Recorded data
[BEGIN]

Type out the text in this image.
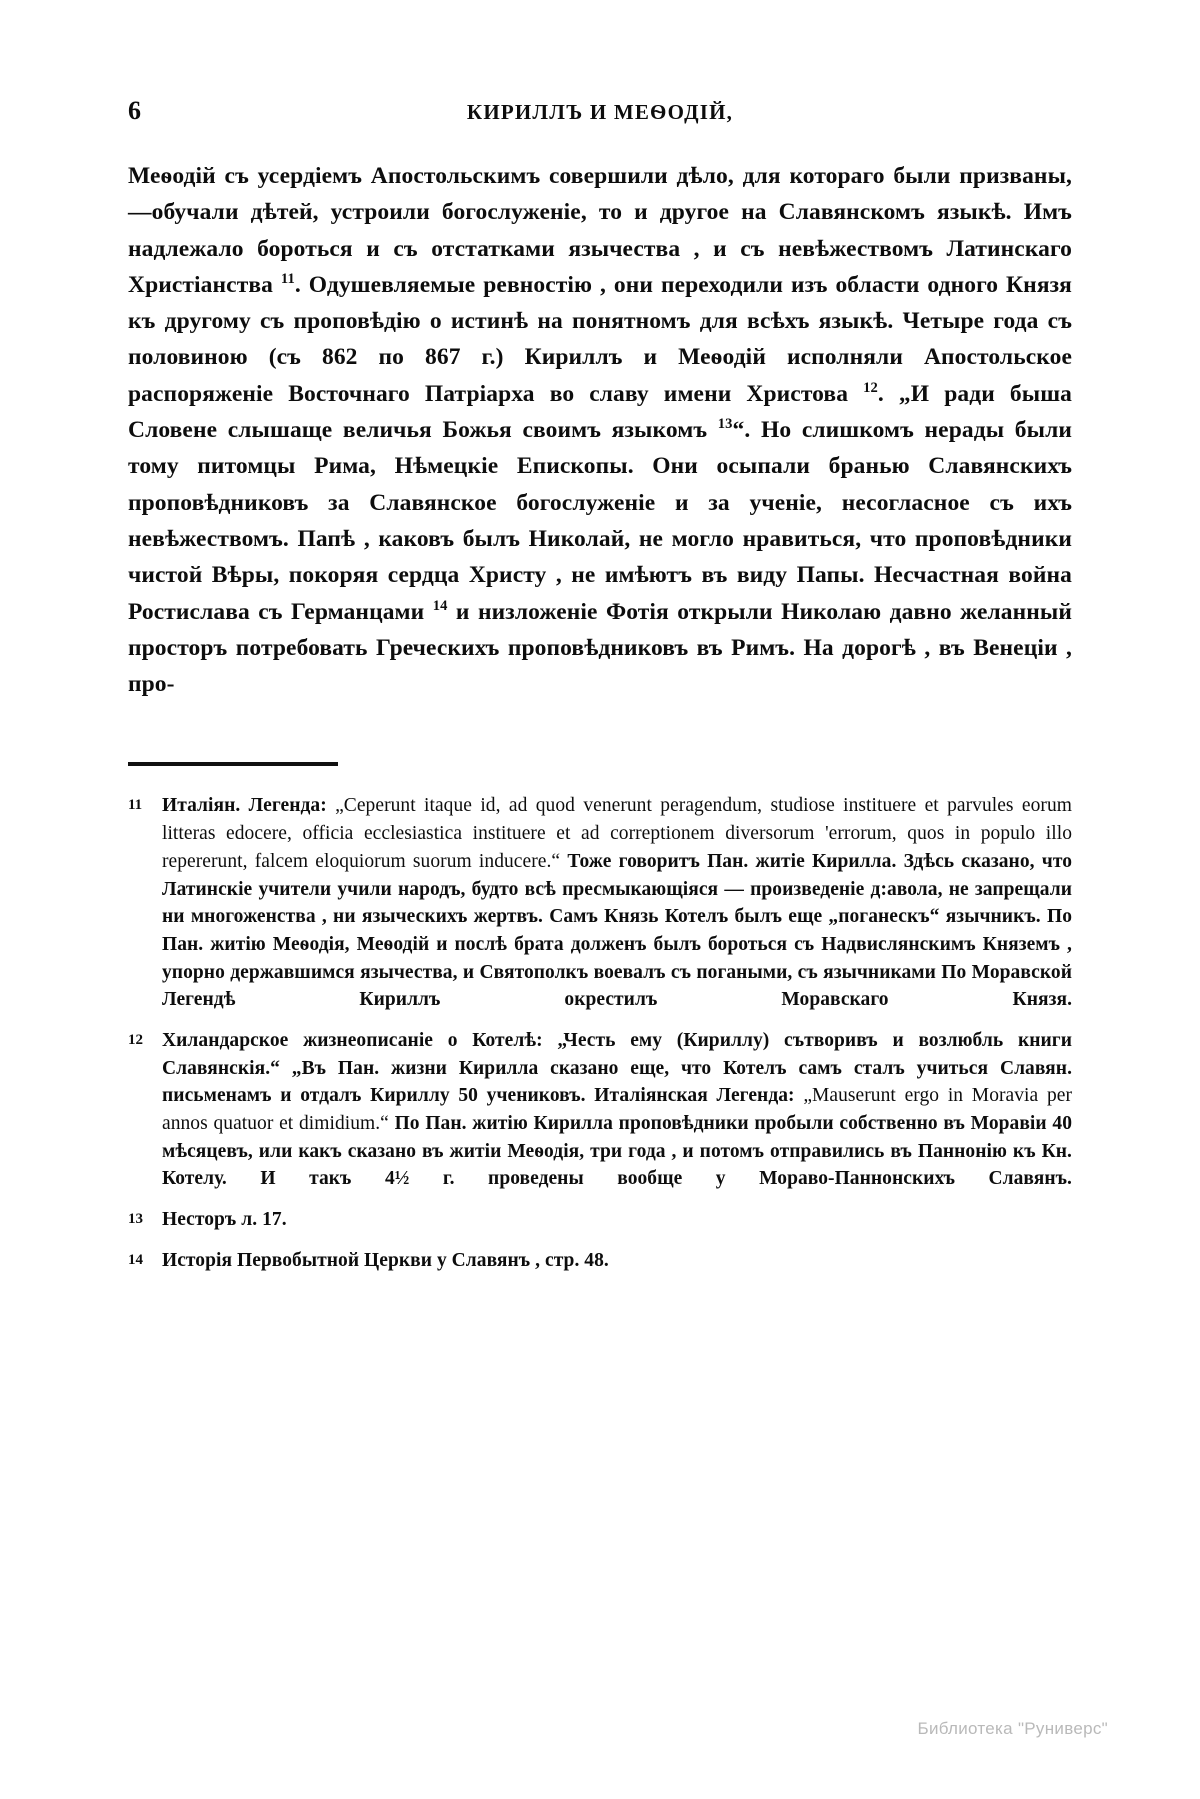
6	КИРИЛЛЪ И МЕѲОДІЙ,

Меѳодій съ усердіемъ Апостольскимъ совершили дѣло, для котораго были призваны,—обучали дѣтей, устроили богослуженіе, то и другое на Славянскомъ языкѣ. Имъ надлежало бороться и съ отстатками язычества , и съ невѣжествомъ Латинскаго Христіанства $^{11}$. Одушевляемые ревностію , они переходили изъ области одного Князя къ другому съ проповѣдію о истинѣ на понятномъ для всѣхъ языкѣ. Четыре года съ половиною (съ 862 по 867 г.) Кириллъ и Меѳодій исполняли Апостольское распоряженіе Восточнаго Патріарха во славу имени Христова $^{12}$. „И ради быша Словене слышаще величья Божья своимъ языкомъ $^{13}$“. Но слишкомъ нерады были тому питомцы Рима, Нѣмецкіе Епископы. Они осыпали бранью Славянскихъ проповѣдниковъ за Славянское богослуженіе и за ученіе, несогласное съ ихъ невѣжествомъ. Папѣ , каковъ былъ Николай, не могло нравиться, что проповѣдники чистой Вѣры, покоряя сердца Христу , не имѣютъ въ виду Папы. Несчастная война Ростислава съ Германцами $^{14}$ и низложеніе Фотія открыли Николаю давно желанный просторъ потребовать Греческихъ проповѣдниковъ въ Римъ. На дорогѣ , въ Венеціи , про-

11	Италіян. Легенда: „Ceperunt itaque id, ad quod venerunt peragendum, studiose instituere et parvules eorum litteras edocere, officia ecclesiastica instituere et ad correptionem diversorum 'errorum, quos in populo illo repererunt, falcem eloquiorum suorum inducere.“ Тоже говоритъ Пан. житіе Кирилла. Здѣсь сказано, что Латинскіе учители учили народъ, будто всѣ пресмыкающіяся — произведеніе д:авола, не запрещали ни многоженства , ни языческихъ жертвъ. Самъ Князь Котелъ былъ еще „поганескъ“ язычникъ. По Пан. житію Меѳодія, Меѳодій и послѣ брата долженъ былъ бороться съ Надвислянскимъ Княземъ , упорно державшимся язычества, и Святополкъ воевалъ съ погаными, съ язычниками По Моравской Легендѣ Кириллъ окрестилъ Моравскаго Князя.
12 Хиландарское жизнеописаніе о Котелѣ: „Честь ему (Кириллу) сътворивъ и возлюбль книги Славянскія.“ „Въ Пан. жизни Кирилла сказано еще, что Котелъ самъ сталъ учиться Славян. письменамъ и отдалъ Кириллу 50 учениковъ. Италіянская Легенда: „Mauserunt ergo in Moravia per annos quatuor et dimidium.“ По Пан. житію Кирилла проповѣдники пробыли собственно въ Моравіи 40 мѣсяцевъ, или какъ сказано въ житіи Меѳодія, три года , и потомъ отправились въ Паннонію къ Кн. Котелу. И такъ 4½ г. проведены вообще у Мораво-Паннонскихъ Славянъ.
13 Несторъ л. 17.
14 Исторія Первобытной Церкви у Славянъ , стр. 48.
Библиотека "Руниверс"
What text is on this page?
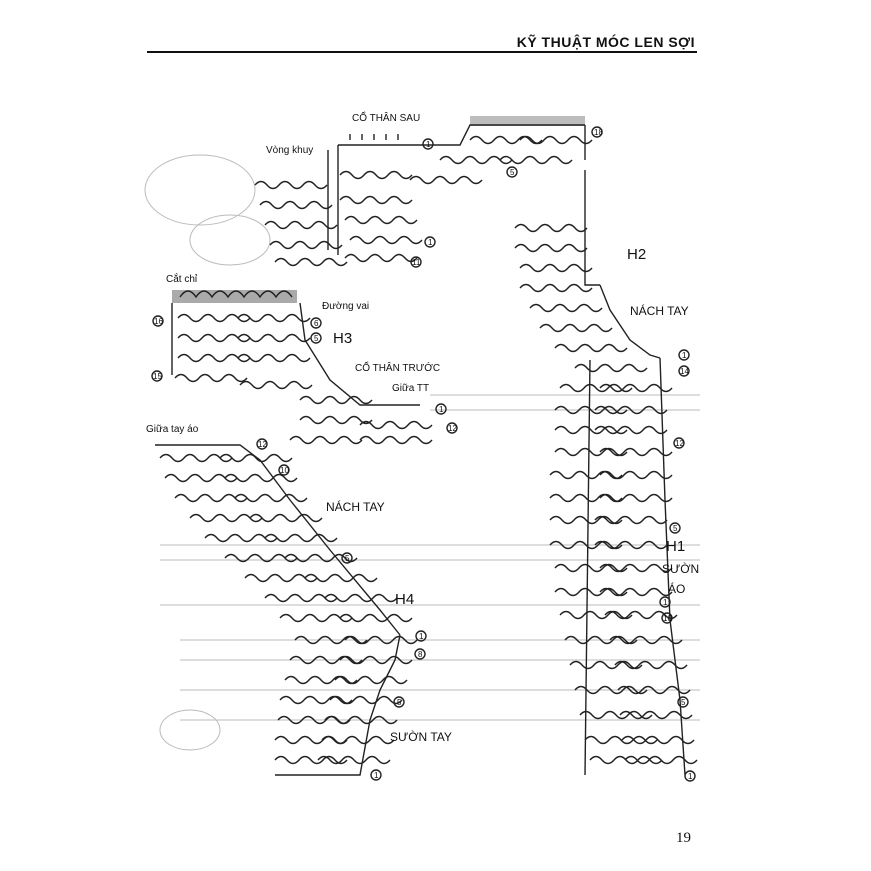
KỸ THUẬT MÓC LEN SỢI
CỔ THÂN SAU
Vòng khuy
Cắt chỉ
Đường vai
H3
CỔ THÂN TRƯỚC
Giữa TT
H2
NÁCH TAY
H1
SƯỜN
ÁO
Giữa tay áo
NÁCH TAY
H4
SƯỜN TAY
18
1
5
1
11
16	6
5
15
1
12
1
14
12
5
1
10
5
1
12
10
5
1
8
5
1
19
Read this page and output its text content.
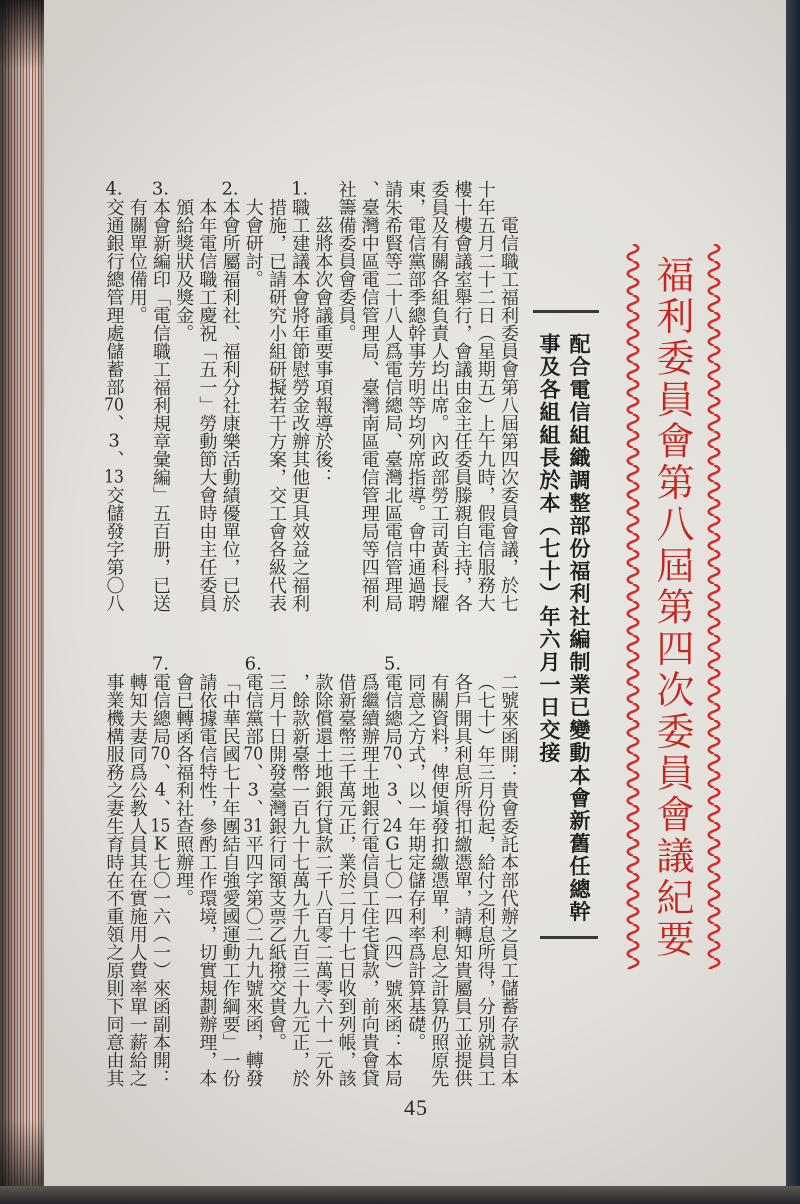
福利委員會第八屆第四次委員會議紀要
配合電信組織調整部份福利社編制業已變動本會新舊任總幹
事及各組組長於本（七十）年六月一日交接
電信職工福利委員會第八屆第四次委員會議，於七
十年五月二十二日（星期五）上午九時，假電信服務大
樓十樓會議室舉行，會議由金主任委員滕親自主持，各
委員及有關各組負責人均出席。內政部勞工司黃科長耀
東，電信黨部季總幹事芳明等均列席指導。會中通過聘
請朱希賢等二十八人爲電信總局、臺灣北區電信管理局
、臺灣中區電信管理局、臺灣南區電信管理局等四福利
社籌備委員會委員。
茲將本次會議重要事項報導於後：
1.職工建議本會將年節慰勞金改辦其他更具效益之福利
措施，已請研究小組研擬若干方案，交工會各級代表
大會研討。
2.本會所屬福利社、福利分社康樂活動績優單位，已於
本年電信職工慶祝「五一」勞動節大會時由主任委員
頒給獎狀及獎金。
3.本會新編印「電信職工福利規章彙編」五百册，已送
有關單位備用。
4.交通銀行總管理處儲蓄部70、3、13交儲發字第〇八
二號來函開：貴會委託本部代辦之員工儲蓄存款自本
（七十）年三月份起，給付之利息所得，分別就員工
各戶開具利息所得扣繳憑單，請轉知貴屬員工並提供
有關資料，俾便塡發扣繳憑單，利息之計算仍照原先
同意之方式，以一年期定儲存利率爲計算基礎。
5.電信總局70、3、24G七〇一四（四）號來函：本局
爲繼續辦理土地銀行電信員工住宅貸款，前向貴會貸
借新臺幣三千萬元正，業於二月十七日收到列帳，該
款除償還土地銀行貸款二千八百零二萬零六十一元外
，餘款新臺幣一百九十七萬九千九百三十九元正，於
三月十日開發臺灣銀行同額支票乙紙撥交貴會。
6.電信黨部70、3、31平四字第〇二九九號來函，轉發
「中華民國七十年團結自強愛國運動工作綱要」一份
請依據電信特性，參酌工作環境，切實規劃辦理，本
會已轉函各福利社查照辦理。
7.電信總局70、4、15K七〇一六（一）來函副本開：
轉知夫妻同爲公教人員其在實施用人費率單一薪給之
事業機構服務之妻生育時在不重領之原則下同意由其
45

[END]

• Job: Reproduce each record from above exactly; pictures do not belong in the copy.

• Task output:
Type out the text in this image.
6	КИРИЛЛЪ И МЕѲОДІЙ,

Меѳодій съ усердіемъ Апостольскимъ совершили дѣло, для котораго были призваны,—обучали дѣтей, устроили богослуженіе, то и другое на Славянскомъ языкѣ. Имъ надлежало бороться и съ отстатками язычества , и съ невѣжествомъ Латинскаго Христіанства $^{11}$. Одушевляемые ревностію , они переходили изъ области одного Князя къ другому съ проповѣдію о истинѣ на понятномъ для всѣхъ языкѣ. Четыре года съ половиною (съ 862 по 867 г.) Кириллъ и Меѳодій исполняли Апостольское распоряженіе Восточнаго Патріарха во славу имени Христова $^{12}$. „И ради быша Словене слышаще величья Божья своимъ языкомъ $^{13}$“. Но слишкомъ нерады были тому питомцы Рима, Нѣмецкіе Епископы. Они осыпали бранью Славянскихъ проповѣдниковъ за Славянское богослуженіе и за ученіе, несогласное съ ихъ невѣжествомъ. Папѣ , каковъ былъ Николай, не могло нравиться, что проповѣдники чистой Вѣры, покоряя сердца Христу , не имѣютъ въ виду Папы. Несчастная война Ростислава съ Германцами $^{14}$ и низложеніе Фотія открыли Николаю давно желанный просторъ потребовать Греческихъ проповѣдниковъ въ Римъ. На дорогѣ , въ Венеціи , про-

11	Италіян. Легенда: „Ceperunt itaque id, ad quod venerunt peragendum, studiose instituere et parvules eorum litteras edocere, officia ecclesiastica instituere et ad correptionem diversorum 'errorum, quos in populo illo repererunt, falcem eloquiorum suorum inducere.“ Тоже говоритъ Пан. житіе Кирилла. Здѣсь сказано, что Латинскіе учители учили народъ, будто всѣ пресмыкающіяся — произведеніе д:авола, не запрещали ни многоженства , ни языческихъ жертвъ. Самъ Князь Котелъ былъ еще „поганескъ“ язычникъ. По Пан. житію Меѳодія, Меѳодій и послѣ брата долженъ былъ бороться съ Надвислянскимъ Княземъ , упорно державшимся язычества, и Святополкъ воевалъ съ погаными, съ язычниками По Моравской Легендѣ Кириллъ окрестилъ Моравскаго Князя.
12 Хиландарское жизнеописаніе о Котелѣ: „Честь ему (Кириллу) сътворивъ и возлюбль книги Славянскія.“ „Въ Пан. жизни Кирилла сказано еще, что Котелъ самъ сталъ учиться Славян. письменамъ и отдалъ Кириллу 50 учениковъ. Италіянская Легенда: „Mauserunt ergo in Moravia per annos quatuor et dimidium.“ По Пан. житію Кирилла проповѣдники пробыли собственно въ Моравіи 40 мѣсяцевъ, или какъ сказано въ житіи Меѳодія, три года , и потомъ отправились въ Паннонію къ Кн. Котелу. И такъ 4½ г. проведены вообще у Мораво-Паннонскихъ Славянъ.
13 Несторъ л. 17.
14 Исторія Первобытной Церкви у Славянъ , стр. 48.
Библиотека "Руниверс"
What text is on this page?
KỸ THUẬT MÓC LEN SỢI
CỔ THÂN SAU
Vòng khuy
Cắt chỉ
Đường vai
H3
CỔ THÂN TRƯỚC
Giữa TT
H2
NÁCH TAY
H1
SƯỜN
ÁO
Giữa tay áo
NÁCH TAY
H4
SƯỜN TAY
18
1
5
1
11
16	6
5
15
1
12
1
14
12
5
1
10
5
1
12
10
5
1
8
5
1
19
Read this page and output its text content.
福利委員會第八屆第四次委員會議紀要
配合電信組織調整部份福利社編制業已變動本會新舊任總幹
事及各組組長於本（七十）年六月一日交接
電信職工福利委員會第八屆第四次委員會議，於七
十年五月二十二日（星期五）上午九時，假電信服務大
樓十樓會議室舉行，會議由金主任委員滕親自主持，各
委員及有關各組負責人均出席。內政部勞工司黃科長耀
東，電信黨部季總幹事芳明等均列席指導。會中通過聘
請朱希賢等二十八人爲電信總局、臺灣北區電信管理局
、臺灣中區電信管理局、臺灣南區電信管理局等四福利
社籌備委員會委員。
茲將本次會議重要事項報導於後：
1.職工建議本會將年節慰勞金改辦其他更具效益之福利
措施，已請研究小組研擬若干方案，交工會各級代表
大會研討。
2.本會所屬福利社、福利分社康樂活動績優單位，已於
本年電信職工慶祝「五一」勞動節大會時由主任委員
頒給獎狀及獎金。
3.本會新編印「電信職工福利規章彙編」五百册，已送
有關單位備用。
4.交通銀行總管理處儲蓄部70、3、13交儲發字第〇八
二號來函開：貴會委託本部代辦之員工儲蓄存款自本
（七十）年三月份起，給付之利息所得，分別就員工
各戶開具利息所得扣繳憑單，請轉知貴屬員工並提供
有關資料，俾便塡發扣繳憑單，利息之計算仍照原先
同意之方式，以一年期定儲存利率爲計算基礎。
5.電信總局70、3、24G七〇一四（四）號來函：本局
爲繼續辦理土地銀行電信員工住宅貸款，前向貴會貸
借新臺幣三千萬元正，業於二月十七日收到列帳，該
款除償還土地銀行貸款二千八百零二萬零六十一元外
，餘款新臺幣一百九十七萬九千九百三十九元正，於
三月十日開發臺灣銀行同額支票乙紙撥交貴會。
6.電信黨部70、3、31平四字第〇二九九號來函，轉發
「中華民國七十年團結自強愛國運動工作綱要」一份
請依據電信特性，參酌工作環境，切實規劃辦理，本
會已轉函各福利社查照辦理。
7.電信總局70、4、15K七〇一六（一）來函副本開：
轉知夫妻同爲公教人員其在實施用人費率單一薪給之
事業機構服務之妻生育時在不重領之原則下同意由其
45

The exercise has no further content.